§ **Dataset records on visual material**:

— Begin —

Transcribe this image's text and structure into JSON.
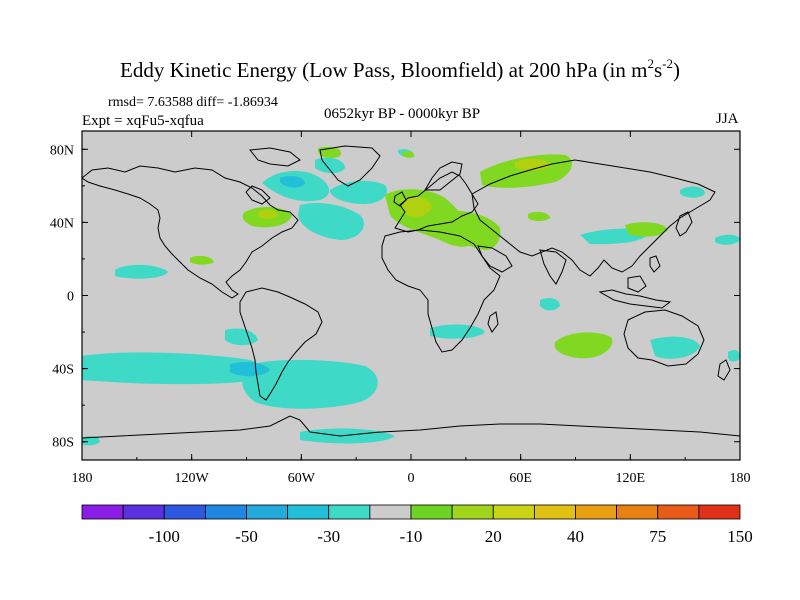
{
  "title_main": "Eddy Kinetic Energy (Low Pass, Bloomfield) at 200 hPa (in m",
  "title_unit_exp1": "2",
  "title_unit_s": "s",
  "title_unit_exp2": "-2",
  "title_close": ")",
  "rmsd_line": "rmsd= 7.63588 diff= -1.86934",
  "expt_line": "Expt = xqFu5-xqfua",
  "period": "0652kyr BP - 0000kyr BP",
  "season": "JJA",
  "colors": {
    "land_ocean_bg": "#cccccc",
    "coast": "#000000",
    "neg_light": "#3fd9c8",
    "neg_mid": "#22c0d8",
    "pos_light": "#80d820",
    "pos_mid": "#b0d010"
  },
  "chart_data": {
    "type": "map",
    "projection": "cylindrical-equidistant",
    "lon_range": [
      -180,
      180
    ],
    "lat_range": [
      -90,
      90
    ],
    "x_ticks": [
      {
        "lon": -180,
        "label": "180"
      },
      {
        "lon": -120,
        "label": "120W"
      },
      {
        "lon": -60,
        "label": "60W"
      },
      {
        "lon": 0,
        "label": "0"
      },
      {
        "lon": 60,
        "label": "60E"
      },
      {
        "lon": 120,
        "label": "120E"
      },
      {
        "lon": 180,
        "label": "180"
      }
    ],
    "y_ticks": [
      {
        "lat": 80,
        "label": "80N"
      },
      {
        "lat": 40,
        "label": "40N"
      },
      {
        "lat": 0,
        "label": "0"
      },
      {
        "lat": -40,
        "label": "40S"
      },
      {
        "lat": -80,
        "label": "80S"
      }
    ],
    "colorbar": {
      "colors": [
        "#8a1ee6",
        "#5a30e0",
        "#2f58e0",
        "#1e88e0",
        "#22aadb",
        "#22c0d8",
        "#3fd9c8",
        "#cccccc",
        "#6ed424",
        "#a0d61a",
        "#c8d414",
        "#e0c010",
        "#e8a012",
        "#e88014",
        "#e85a18",
        "#e03018"
      ],
      "labels": [
        "-100",
        "-50",
        "-30",
        "-10",
        "20",
        "40",
        "75",
        "150"
      ]
    },
    "anomaly_regions": [
      {
        "name": "north-atlantic-negative",
        "sign": "negative",
        "center_lon": -50,
        "center_lat": 50
      },
      {
        "name": "southern-ocean-negative",
        "sign": "negative",
        "center_lon": -90,
        "center_lat": -38
      },
      {
        "name": "south-atlantic-negative",
        "sign": "negative",
        "center_lon": -30,
        "center_lat": -48
      },
      {
        "name": "europe-positive",
        "sign": "positive",
        "center_lon": 15,
        "center_lat": 45
      },
      {
        "name": "siberia-positive",
        "sign": "positive",
        "center_lon": 75,
        "center_lat": 70
      },
      {
        "name": "north-america-positive",
        "sign": "positive",
        "center_lon": -70,
        "center_lat": 42
      },
      {
        "name": "indian-ocean-positive",
        "sign": "positive",
        "center_lon": 75,
        "center_lat": -28
      },
      {
        "name": "australia-negative",
        "sign": "negative",
        "center_lon": 145,
        "center_lat": -30
      }
    ]
  }
}
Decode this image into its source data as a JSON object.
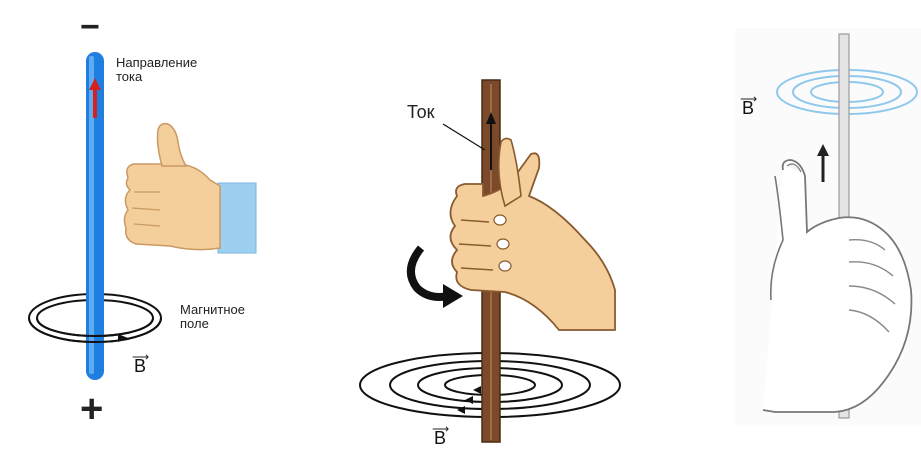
{
  "panel1": {
    "minus": "−",
    "plus": "+",
    "current_label": "Направление тока",
    "field_label": "Магнитное поле",
    "vector_symbol": "B"
  },
  "panel2": {
    "current_label": "Ток",
    "vector_symbol": "B"
  },
  "panel3": {
    "vector_symbol": "B"
  },
  "colors": {
    "wire_blue": "#1e7fe0",
    "current_red": "#d42020",
    "rod_brown": "#7a4a2a",
    "skin": "#f4cf9c",
    "sleeve": "#9ccff0",
    "field_rings_blue": "#8fc8ec"
  }
}
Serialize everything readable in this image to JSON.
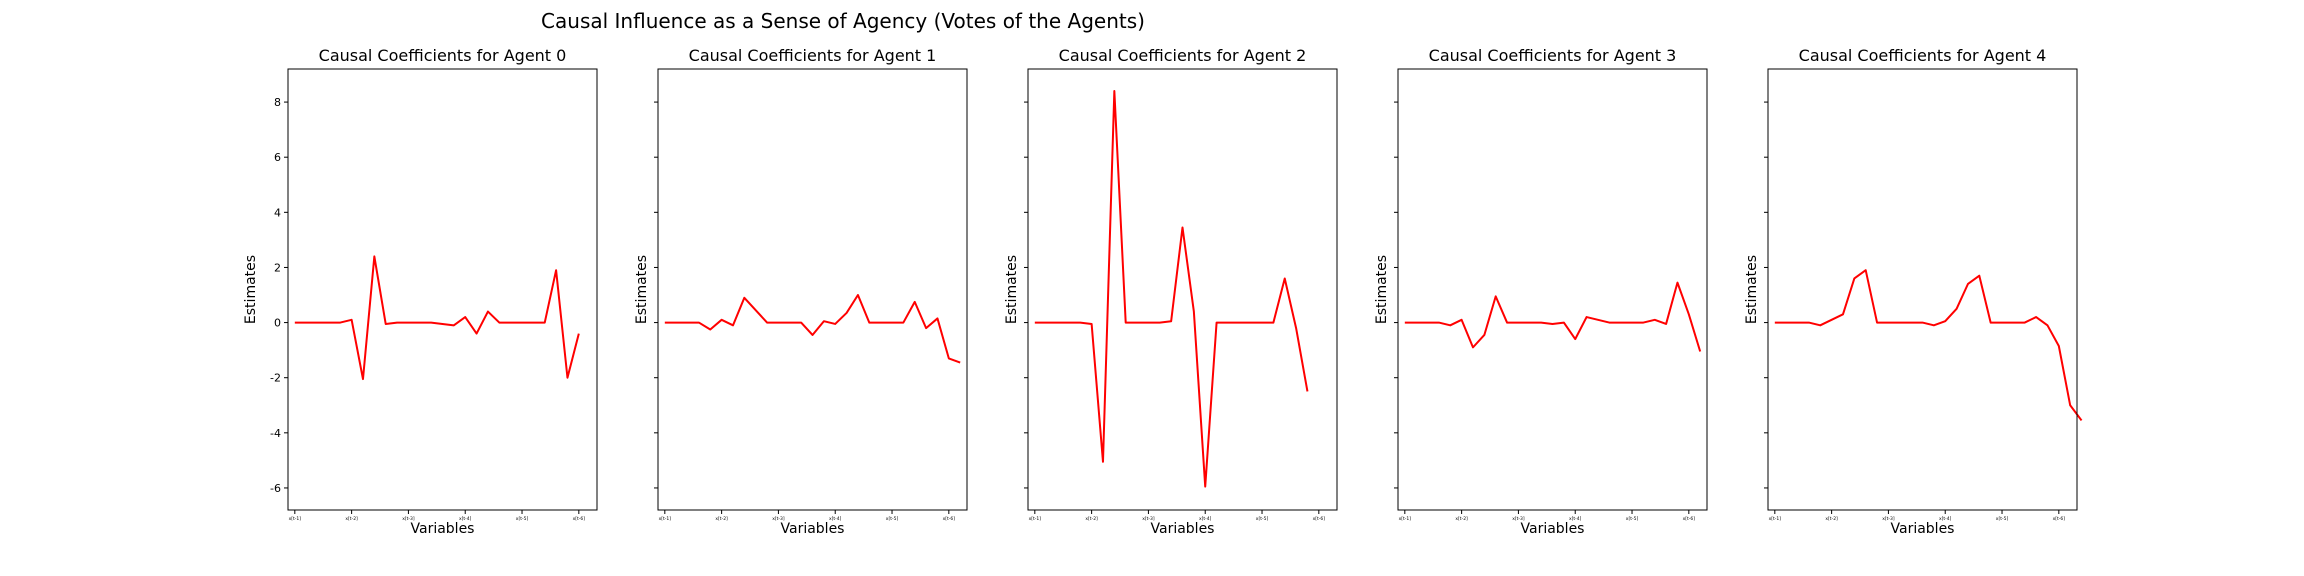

— End —

§ **Work to be completed**: Drop the pictures and reproduce the rest of the entries above exactly.

§ **Problem solution**:
Transcribe this image's text and structure into JSON.
{
  "title_main": "Eddy Kinetic Energy (Low Pass, Bloomfield) at 200 hPa (in m",
  "title_unit_exp1": "2",
  "title_unit_s": "s",
  "title_unit_exp2": "-2",
  "title_close": ")",
  "rmsd_line": "rmsd= 7.63588 diff= -1.86934",
  "expt_line": "Expt = xqFu5-xqfua",
  "period": "0652kyr BP - 0000kyr BP",
  "season": "JJA",
  "colors": {
    "land_ocean_bg": "#cccccc",
    "coast": "#000000",
    "neg_light": "#3fd9c8",
    "neg_mid": "#22c0d8",
    "pos_light": "#80d820",
    "pos_mid": "#b0d010"
  },
  "chart_data": {
    "type": "map",
    "projection": "cylindrical-equidistant",
    "lon_range": [
      -180,
      180
    ],
    "lat_range": [
      -90,
      90
    ],
    "x_ticks": [
      {
        "lon": -180,
        "label": "180"
      },
      {
        "lon": -120,
        "label": "120W"
      },
      {
        "lon": -60,
        "label": "60W"
      },
      {
        "lon": 0,
        "label": "0"
      },
      {
        "lon": 60,
        "label": "60E"
      },
      {
        "lon": 120,
        "label": "120E"
      },
      {
        "lon": 180,
        "label": "180"
      }
    ],
    "y_ticks": [
      {
        "lat": 80,
        "label": "80N"
      },
      {
        "lat": 40,
        "label": "40N"
      },
      {
        "lat": 0,
        "label": "0"
      },
      {
        "lat": -40,
        "label": "40S"
      },
      {
        "lat": -80,
        "label": "80S"
      }
    ],
    "colorbar": {
      "colors": [
        "#8a1ee6",
        "#5a30e0",
        "#2f58e0",
        "#1e88e0",
        "#22aadb",
        "#22c0d8",
        "#3fd9c8",
        "#cccccc",
        "#6ed424",
        "#a0d61a",
        "#c8d414",
        "#e0c010",
        "#e8a012",
        "#e88014",
        "#e85a18",
        "#e03018"
      ],
      "labels": [
        "-100",
        "-50",
        "-30",
        "-10",
        "20",
        "40",
        "75",
        "150"
      ]
    },
    "anomaly_regions": [
      {
        "name": "north-atlantic-negative",
        "sign": "negative",
        "center_lon": -50,
        "center_lat": 50
      },
      {
        "name": "southern-ocean-negative",
        "sign": "negative",
        "center_lon": -90,
        "center_lat": -38
      },
      {
        "name": "south-atlantic-negative",
        "sign": "negative",
        "center_lon": -30,
        "center_lat": -48
      },
      {
        "name": "europe-positive",
        "sign": "positive",
        "center_lon": 15,
        "center_lat": 45
      },
      {
        "name": "siberia-positive",
        "sign": "positive",
        "center_lon": 75,
        "center_lat": 70
      },
      {
        "name": "north-america-positive",
        "sign": "positive",
        "center_lon": -70,
        "center_lat": 42
      },
      {
        "name": "indian-ocean-positive",
        "sign": "positive",
        "center_lon": 75,
        "center_lat": -28
      },
      {
        "name": "australia-negative",
        "sign": "negative",
        "center_lon": 145,
        "center_lat": -30
      }
    ]
  }
}
Decode this image into its source data as a JSON object.
{
  "panel1": {
    "minus": "−",
    "plus": "+",
    "current_label": "Направление тока",
    "field_label": "Магнитное поле",
    "vector_symbol": "B"
  },
  "panel2": {
    "current_label": "Ток",
    "vector_symbol": "B"
  },
  "panel3": {
    "vector_symbol": "B"
  },
  "colors": {
    "wire_blue": "#1e7fe0",
    "current_red": "#d42020",
    "rod_brown": "#7a4a2a",
    "skin": "#f4cf9c",
    "sleeve": "#9ccff0",
    "field_rings_blue": "#8fc8ec"
  }
}
Serialize everything readable in this image to JSON.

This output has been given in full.